Textauszug -
12. Sonntag nach Trinitatis, 2. September 2001
Predigt über Markus 8,22-26, verfaßt von Klaus Schwarzwäller

Liebe Gemeinde!

Diese kleine Wundergeschichte kommt schlicht und einfach daher. Alles klingt ganz selbstverständlich, ja geradezu harmlos. Man führt in Bethsaida - es liegt am nördlichsten Zipfel des Sees Genezareth - einen Blinden zu Jesus mit der Bitte, "daß er ihn anrührte"; also man bittet Jesus in höflicher Zurückhaltung, er möge den Mann heilen. Jesus läßt sich nicht weiter nötigen: Er nimmt ihn bei der Hand, führt ihn vor den Ortsrand, spuckt ihm in die Augen und massiert eine Weile. Dann läßt er ab und heißt den Mann sich umgucken. Und siehe da, er kann bereits wahrnehmen, allerdings nur verschwommen. Jesus massiert abermals einige Zeit; als der Mann dann guckt, sieht er wieder klar. Jesus schickt ihn daraufhin heim, gibt ihm jedoch die uns verblüffende Anweisung, nicht in den Ort zurückzukehren und auch niemand im Ort vom Geschehen etwas zu sagen. Damit endet die Geschichte - und läßt uns mit der etwas befremdeten Frage zurück, wohin um alles in der Welt hätte dieser Mann denn sonst gehen sollen?

Die Frage bleibt offen, störend offen - als ob hier kein Problem läge! Wie überhaupt alles so beiläufig geschildert wird, als ginge es um ein paar Feigen oder Weintrauben. Das fordert heraus; ich gestehe: Je länger ich diesem Wunderbericht nachgedacht habe, umso mehr habe ich mich hieran, überhaupt an dem ganzen Geschehen gerieben. Dreierlei hat mich besonders stutzen lassen:

Zum einen meidet Jesus die Öffentlichkeit und will am Ende ausdrücklich nicht, daß der Geheilte in seine normale Umwelt, also seine Lebenswelt zurückkehrt. Was Jesus an ihm getan hat, das soll nicht - ja, was soll es eigentlich nicht? Jesus kann doch nicht so naiv gewesen sein zu meinen, es werde sich nicht herumsprechen!
Zum anderen wird der Vorgang der Heilung relativ ausführlich beschrieben. Es ist, als sollte alle Aufmerksamkeit beim Tun Jesu festgehalten werden. Das aber ist, vorsichtig gesagt, wirklich nicht aufregend.
Und zum dritten überhaupt die Art des Heilens selbst: Sie ist einerseits nicht besonders appetitlich, und andererseits muß sich Jesus hier - um es einmal flapsig auszudrücken - schon ein wenig anstrengen.

[Gespeicherte Daten]
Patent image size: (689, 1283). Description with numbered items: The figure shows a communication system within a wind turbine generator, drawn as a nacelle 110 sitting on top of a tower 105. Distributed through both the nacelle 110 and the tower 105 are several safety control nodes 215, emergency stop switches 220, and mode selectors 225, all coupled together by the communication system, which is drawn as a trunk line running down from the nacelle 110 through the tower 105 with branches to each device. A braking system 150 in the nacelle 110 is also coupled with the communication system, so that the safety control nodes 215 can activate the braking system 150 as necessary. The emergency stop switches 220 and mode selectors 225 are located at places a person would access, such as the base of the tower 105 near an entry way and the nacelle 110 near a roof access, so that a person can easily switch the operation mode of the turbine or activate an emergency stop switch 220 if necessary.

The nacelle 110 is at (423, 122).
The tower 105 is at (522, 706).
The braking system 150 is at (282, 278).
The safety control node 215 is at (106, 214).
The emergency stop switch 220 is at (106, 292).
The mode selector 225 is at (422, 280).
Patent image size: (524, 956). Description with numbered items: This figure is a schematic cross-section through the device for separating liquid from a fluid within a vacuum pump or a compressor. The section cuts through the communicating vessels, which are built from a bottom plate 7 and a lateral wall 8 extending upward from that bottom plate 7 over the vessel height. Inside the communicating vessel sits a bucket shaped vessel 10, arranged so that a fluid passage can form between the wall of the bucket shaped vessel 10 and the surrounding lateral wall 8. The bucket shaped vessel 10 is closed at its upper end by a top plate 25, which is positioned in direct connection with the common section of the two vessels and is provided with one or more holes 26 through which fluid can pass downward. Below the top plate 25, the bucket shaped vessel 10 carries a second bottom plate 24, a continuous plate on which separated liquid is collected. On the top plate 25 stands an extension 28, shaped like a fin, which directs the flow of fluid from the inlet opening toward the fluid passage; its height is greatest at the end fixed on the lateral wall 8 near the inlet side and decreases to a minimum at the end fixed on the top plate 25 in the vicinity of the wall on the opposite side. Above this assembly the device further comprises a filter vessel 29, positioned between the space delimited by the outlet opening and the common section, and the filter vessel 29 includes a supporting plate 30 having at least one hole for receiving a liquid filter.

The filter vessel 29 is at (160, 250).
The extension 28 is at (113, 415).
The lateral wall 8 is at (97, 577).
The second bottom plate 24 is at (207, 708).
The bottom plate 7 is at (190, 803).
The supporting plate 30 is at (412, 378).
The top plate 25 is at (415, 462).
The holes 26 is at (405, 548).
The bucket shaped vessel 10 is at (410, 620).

Gestellte Aufgabe 1 - Gib den Abschnitt der Predigt, der mit den Worten „Zum einen meidet“ einsetzt und mit „wirklich nicht aufregend.“ schließt, erneut wieder und tausche dabei „Öffentlichkeit“ gegen „Menschenmenge“ aus.
Gestellte Aufgabe 2 - Nimm die Predigt über die Heilung des Blinden in Bethsaida dort wieder auf, wo sie aufhört, und schreibe sie weiter.
Das Material spielt hierfür keine Rolle.

Antwort 1 -
Zum einen meidet Jesus die Menschenmenge und will am Ende ausdrücklich nicht, daß der Geheilte in seine normale Umwelt, also seine Lebenswelt zurückkehrt. Was Jesus an ihm getan hat, das soll nicht - ja, was soll es eigentlich nicht? Jesus kann doch nicht so naiv gewesen sein zu meinen, es werde sich nicht herumsprechen!
Zum anderen wird der Vorgang der Heilung relativ ausführlich beschrieben. Es ist, als sollte alle Aufmerksamkeit beim Tun Jesu festgehalten werden. Das aber ist, vorsichtig gesagt, wirklich nicht aufregend.

Antwort 2 -
Lassen Sie uns diesen drei Auffälligkeiten nachgehen. Ich beginne mit der letzten:

Jesus muß schon einiges tun, damit der Mann wieder sehen kann, und das läßt sich wenig appetitlich an. Gut, in der damaligen Welt war man bei weitem nicht so etepetete wie wir heute. Doch damals wie bei uns ist das Anspucken eine besonders erniedrigende Beleidigung. Sie drückt aus: Was ich um keinen Preis bei und in mir behalten mag, das soll auf dir liegen, für das bist du gerade gut oder vielmehr: schlecht genug; pfui Deubel! Aber es gab auch eine andere Weise; für sie mögen wir heute - wieder - Verständnis haben. Wir wissen nämlich aus der Arbeit der Kripo, daß Spucke - selbst Spucke! - die für den jeweiligen Menschen typische Desoxyribonukleinsäure enthält, so daß durch Speichelproben ein Mensch eindeutig identifiziert werden kann. Sagen wir es allgemein: Der Speichel, also schlicht: unsere Spucke enthält das, was uns ausmacht, transportiert also in einer gewissen Weise mich selbst. Indem hier Jesus dem Blinden in die Augen spuckt, bespuckt er ihn gerade nicht, sondern legt mit dem Speichel gleichsam sich selbst auf seine Augen, so daß er nunmehr ganz und gar bei dem Blinden ist - eine Bedeutung, die den Alten geläufig war und uns verloren ging.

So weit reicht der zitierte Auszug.